***** Text provided *****

The Help follows the intertwining stories of three women who narrate the novel, which is set up in Jackson, Mississippi during the 1960s. Racism is commonplace, and the black maids that work for white families are often underappreciated and discriminated against. Miss Skeeter, an aspiring writer, misses her family's previous African American maid who raised her, Constantine, but she left years ago and Miss Skeeter has no idea where she is. She longs to talk with Constantine, who had been a maternal figure to Miss Skeeter. After all, Constantine would not judge her like her mother constantly does.
While wondering where Constantine has gone and witnessing racist discrimination from everyone in town (especially Miss Hilly), Miss Skeeter has a controversial idea: To write a book of the true stories of various black maids in Jackson. Despite the awful risks, Aibileen, a maid who raises white children, and Minny, a maid who tends to smart mouth her bosses and often gets fired, decide to help Skeeter. All the while, these women have their own problems to face, altogether creating a wonderful story with so much depth in this story of radiant hope.
At my first glance of the movie trailers of The Help, I thought it looked like a chick flick version of To Kill a Mockingbird. Therefore, I immediately held intrerest in reading this book though weary of giving it a try. But even though it may be in the same league as To Kill a Mockingbird, it's actually quite different. I loved it.

*****

» Problem to work on
According to the review of The Help, where and when is the novel set?

***** Data *****

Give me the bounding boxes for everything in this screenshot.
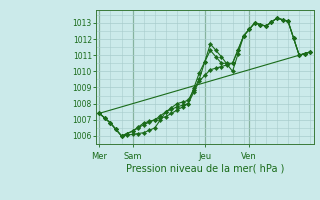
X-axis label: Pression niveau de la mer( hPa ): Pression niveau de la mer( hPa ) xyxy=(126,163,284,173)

*****

» Response
Jackson, Mississippi, during the 1960s.